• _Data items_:
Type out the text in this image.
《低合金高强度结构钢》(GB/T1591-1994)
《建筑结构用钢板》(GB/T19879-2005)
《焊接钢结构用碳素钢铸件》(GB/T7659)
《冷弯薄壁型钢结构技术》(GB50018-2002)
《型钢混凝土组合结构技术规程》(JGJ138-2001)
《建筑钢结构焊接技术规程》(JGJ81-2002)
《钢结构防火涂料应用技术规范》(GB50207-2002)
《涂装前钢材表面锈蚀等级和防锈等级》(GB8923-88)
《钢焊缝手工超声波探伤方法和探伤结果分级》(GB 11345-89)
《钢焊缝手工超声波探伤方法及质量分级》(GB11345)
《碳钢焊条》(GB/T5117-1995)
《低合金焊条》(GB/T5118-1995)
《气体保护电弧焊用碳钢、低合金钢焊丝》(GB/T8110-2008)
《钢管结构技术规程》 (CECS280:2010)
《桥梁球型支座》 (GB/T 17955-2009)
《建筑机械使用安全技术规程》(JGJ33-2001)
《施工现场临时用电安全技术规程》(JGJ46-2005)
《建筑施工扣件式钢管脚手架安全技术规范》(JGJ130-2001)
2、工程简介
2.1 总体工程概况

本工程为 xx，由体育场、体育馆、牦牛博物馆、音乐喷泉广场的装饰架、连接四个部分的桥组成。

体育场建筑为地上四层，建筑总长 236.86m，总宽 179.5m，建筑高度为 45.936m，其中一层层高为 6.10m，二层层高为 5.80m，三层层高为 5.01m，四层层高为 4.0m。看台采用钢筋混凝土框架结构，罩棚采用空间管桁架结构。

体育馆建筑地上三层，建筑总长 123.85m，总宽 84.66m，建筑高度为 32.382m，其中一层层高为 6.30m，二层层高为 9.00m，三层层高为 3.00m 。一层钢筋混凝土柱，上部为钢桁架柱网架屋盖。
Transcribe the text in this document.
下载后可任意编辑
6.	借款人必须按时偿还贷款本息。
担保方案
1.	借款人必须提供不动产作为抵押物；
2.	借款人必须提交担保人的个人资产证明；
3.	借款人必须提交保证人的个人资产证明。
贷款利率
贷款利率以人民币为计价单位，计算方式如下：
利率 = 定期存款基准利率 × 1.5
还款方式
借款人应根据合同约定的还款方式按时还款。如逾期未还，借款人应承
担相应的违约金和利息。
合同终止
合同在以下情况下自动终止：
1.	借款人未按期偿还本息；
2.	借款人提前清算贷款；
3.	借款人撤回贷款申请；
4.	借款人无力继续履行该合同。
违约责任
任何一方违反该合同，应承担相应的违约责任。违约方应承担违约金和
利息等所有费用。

• _EXERCISE PROMPT_:
Starting with the line that contains "Transcribe the text in this document.", return each line through the last one of the data above, exactly as written and nothing more.

• _SOLUTION TO THE EXERCISE_:
Transcribe the text in this document.
下载后可任意编辑
6.	借款人必须按时偿还贷款本息。
担保方案
1.	借款人必须提供不动产作为抵押物；
2.	借款人必须提交担保人的个人资产证明；
3.	借款人必须提交保证人的个人资产证明。
贷款利率
贷款利率以人民币为计价单位，计算方式如下：
利率 = 定期存款基准利率 × 1.5
还款方式
借款人应根据合同约定的还款方式按时还款。如逾期未还，借款人应承
担相应的违约金和利息。
合同终止
合同在以下情况下自动终止：
1.	借款人未按期偿还本息；
2.	借款人提前清算贷款；
3.	借款人撤回贷款申请；
4.	借款人无力继续履行该合同。
违约责任
任何一方违反该合同，应承担相应的违约责任。违约方应承担违约金和
利息等所有费用。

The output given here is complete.